Repeat each line of the material exactly.

--- DATA IN THIS EXERCISE ---

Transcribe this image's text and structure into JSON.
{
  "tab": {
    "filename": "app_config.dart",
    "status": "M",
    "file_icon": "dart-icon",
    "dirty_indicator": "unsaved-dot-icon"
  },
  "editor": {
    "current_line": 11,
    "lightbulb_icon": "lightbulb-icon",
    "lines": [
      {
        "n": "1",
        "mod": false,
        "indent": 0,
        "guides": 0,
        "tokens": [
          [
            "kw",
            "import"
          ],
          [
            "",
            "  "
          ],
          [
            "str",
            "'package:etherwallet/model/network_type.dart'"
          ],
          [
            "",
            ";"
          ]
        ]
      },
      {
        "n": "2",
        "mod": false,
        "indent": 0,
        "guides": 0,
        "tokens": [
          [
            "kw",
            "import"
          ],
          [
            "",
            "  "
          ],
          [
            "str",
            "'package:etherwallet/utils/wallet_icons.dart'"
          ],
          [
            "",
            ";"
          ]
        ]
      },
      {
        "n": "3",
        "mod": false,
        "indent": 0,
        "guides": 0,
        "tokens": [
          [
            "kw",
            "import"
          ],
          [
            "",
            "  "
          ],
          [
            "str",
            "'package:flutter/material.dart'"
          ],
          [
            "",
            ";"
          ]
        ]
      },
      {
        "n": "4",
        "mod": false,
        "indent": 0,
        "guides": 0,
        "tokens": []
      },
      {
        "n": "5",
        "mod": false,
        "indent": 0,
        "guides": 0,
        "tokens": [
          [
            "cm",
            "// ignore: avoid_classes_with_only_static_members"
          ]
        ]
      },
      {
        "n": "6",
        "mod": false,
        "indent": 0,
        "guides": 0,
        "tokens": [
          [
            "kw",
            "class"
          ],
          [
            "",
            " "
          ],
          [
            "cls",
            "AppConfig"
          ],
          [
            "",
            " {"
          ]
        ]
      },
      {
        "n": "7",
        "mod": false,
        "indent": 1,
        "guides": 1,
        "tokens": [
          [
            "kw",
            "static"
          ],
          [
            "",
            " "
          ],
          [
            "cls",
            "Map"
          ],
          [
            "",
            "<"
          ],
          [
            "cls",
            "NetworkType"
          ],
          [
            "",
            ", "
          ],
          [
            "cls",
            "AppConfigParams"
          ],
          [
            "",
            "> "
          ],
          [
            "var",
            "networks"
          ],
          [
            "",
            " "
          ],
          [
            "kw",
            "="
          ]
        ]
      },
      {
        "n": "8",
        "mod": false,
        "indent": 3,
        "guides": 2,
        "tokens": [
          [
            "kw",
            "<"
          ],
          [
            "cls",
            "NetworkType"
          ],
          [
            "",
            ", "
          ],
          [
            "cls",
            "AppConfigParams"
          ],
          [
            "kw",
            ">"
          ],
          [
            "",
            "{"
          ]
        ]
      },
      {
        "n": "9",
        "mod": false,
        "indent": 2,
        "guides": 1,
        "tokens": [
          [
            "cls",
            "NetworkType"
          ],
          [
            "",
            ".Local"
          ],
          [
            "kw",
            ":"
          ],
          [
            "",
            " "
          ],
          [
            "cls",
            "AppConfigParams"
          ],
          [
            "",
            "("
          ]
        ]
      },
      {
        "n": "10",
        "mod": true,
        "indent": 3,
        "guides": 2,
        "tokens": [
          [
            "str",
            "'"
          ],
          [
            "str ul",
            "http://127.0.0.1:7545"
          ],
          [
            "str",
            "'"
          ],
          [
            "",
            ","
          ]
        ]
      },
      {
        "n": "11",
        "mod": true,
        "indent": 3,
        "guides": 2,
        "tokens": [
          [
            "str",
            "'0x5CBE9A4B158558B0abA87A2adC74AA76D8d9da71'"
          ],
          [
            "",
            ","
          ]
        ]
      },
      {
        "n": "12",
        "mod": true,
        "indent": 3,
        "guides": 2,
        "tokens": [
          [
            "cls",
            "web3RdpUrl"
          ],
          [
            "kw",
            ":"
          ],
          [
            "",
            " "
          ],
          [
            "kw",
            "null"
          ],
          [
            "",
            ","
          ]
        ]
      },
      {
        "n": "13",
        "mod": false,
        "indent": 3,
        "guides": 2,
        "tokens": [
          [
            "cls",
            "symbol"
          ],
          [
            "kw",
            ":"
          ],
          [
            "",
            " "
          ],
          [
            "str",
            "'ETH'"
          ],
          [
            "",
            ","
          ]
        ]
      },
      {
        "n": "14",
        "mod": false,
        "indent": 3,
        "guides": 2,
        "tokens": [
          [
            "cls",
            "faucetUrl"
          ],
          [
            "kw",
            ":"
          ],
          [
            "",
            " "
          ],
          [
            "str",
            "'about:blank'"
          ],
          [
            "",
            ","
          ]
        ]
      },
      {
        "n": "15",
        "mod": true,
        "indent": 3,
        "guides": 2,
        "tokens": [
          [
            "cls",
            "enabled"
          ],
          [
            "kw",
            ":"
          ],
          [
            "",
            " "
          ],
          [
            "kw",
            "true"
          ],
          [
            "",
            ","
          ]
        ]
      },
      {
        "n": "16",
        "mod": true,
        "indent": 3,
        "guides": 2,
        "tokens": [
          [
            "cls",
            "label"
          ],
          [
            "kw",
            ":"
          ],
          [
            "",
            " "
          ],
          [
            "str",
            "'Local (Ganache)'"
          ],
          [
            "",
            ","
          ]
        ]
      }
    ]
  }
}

---

• **SOLUTION TO THE PROBLEM**:
Transcribe this image's text and structure into JSON.
{
  "tab": {
    "filename": "app_config.dart",
    "status": "M",
    "file_icon": "dart-icon",
    "dirty_indicator": "unsaved-dot-icon"
  },
  "editor": {
    "current_line": 11,
    "lightbulb_icon": "lightbulb-icon",
    "lines": [
      {
        "n": "1",
        "mod": false,
        "indent": 0,
        "guides": 0,
        "tokens": [
          [
            "kw",
            "import"
          ],
          [
            "",
            "  "
          ],
          [
            "str",
            "'package:etherwallet/model/network_type.dart'"
          ],
          [
            "",
            ";"
          ]
        ]
      },
      {
        "n": "2",
        "mod": false,
        "indent": 0,
        "guides": 0,
        "tokens": [
          [
            "kw",
            "import"
          ],
          [
            "",
            "  "
          ],
          [
            "str",
            "'package:etherwallet/utils/wallet_icons.dart'"
          ],
          [
            "",
            ";"
          ]
        ]
      },
      {
        "n": "3",
        "mod": false,
        "indent": 0,
        "guides": 0,
        "tokens": [
          [
            "kw",
            "import"
          ],
          [
            "",
            "  "
          ],
          [
            "str",
            "'package:flutter/material.dart'"
          ],
          [
            "",
            ";"
          ]
        ]
      },
      {
        "n": "4",
        "mod": false,
        "indent": 0,
        "guides": 0,
        "tokens": []
      },
      {
        "n": "5",
        "mod": false,
        "indent": 0,
        "guides": 0,
        "tokens": [
          [
            "cm",
            "// ignore: avoid_classes_with_only_static_members"
          ]
        ]
      },
      {
        "n": "6",
        "mod": false,
        "indent": 0,
        "guides": 0,
        "tokens": [
          [
            "kw",
            "class"
          ],
          [
            "",
            " "
          ],
          [
            "cls",
            "AppConfig"
          ],
          [
            "",
            " {"
          ]
        ]
      },
      {
        "n": "7",
        "mod": false,
        "indent": 1,
        "guides": 1,
        "tokens": [
          [
            "kw",
            "static"
          ],
          [
            "",
            " "
          ],
          [
            "cls",
            "Map"
          ],
          [
            "",
            "<"
          ],
          [
            "cls",
            "NetworkType"
          ],
          [
            "",
            ", "
          ],
          [
            "cls",
            "AppConfigParams"
          ],
          [
            "",
            "> "
          ],
          [
            "var",
            "networks"
          ],
          [
            "",
            " "
          ],
          [
            "kw",
            "="
          ]
        ]
      },
      {
        "n": "8",
        "mod": false,
        "indent": 3,
        "guides": 2,
        "tokens": [
          [
            "kw",
            "<"
          ],
          [
            "cls",
            "NetworkType"
          ],
          [
            "",
            ", "
          ],
          [
            "cls",
            "AppConfigParams"
          ],
          [
            "kw",
            ">"
          ],
          [
            "",
            "{"
          ]
        ]
      },
      {
        "n": "9",
        "mod": false,
        "indent": 2,
        "guides": 1,
        "tokens": [
          [
            "cls",
            "NetworkType"
          ],
          [
            "",
            ".Local"
          ],
          [
            "kw",
            ":"
          ],
          [
            "",
            " "
          ],
          [
            "cls",
            "AppConfigParams"
          ],
          [
            "",
            "("
          ]
        ]
      },
      {
        "n": "10",
        "mod": true,
        "indent": 3,
        "guides": 2,
        "tokens": [
          [
            "str",
            "'"
          ],
          [
            "str ul",
            "http://127.0.0.1:7545"
          ],
          [
            "str",
            "'"
          ],
          [
            "",
            ","
          ]
        ]
      },
      {
        "n": "11",
        "mod": true,
        "indent": 3,
        "guides": 2,
        "tokens": [
          [
            "str",
            "'0x5CBE9A4B158558B0abA87A2adC74AA76D8d9da71'"
          ],
          [
            "",
            ","
          ]
        ]
      },
      {
        "n": "12",
        "mod": true,
        "indent": 3,
        "guides": 2,
        "tokens": [
          [
            "cls",
            "web3RdpUrl"
          ],
          [
            "kw",
            ":"
          ],
          [
            "",
            " "
          ],
          [
            "kw",
            "null"
          ],
          [
            "",
            ","
          ]
        ]
      },
      {
        "n": "13",
        "mod": false,
        "indent": 3,
        "guides": 2,
        "tokens": [
          [
            "cls",
            "symbol"
          ],
          [
            "kw",
            ":"
          ],
          [
            "",
            " "
          ],
          [
            "str",
            "'ETH'"
          ],
          [
            "",
            ","
          ]
        ]
      },
      {
        "n": "14",
        "mod": false,
        "indent": 3,
        "guides": 2,
        "tokens": [
          [
            "cls",
            "faucetUrl"
          ],
          [
            "kw",
            ":"
          ],
          [
            "",
            " "
          ],
          [
            "str",
            "'about:blank'"
          ],
          [
            "",
            ","
          ]
        ]
      },
      {
        "n": "15",
        "mod": true,
        "indent": 3,
        "guides": 2,
        "tokens": [
          [
            "cls",
            "enabled"
          ],
          [
            "kw",
            ":"
          ],
          [
            "",
            " "
          ],
          [
            "kw",
            "true"
          ],
          [
            "",
            ","
          ]
        ]
      },
      {
        "n": "16",
        "mod": true,
        "indent": 3,
        "guides": 2,
        "tokens": [
          [
            "cls",
            "label"
          ],
          [
            "kw",
            ":"
          ],
          [
            "",
            " "
          ],
          [
            "str",
            "'Local (Ganache)'"
          ],
          [
            "",
            ","
          ]
        ]
      }
    ]
  }
}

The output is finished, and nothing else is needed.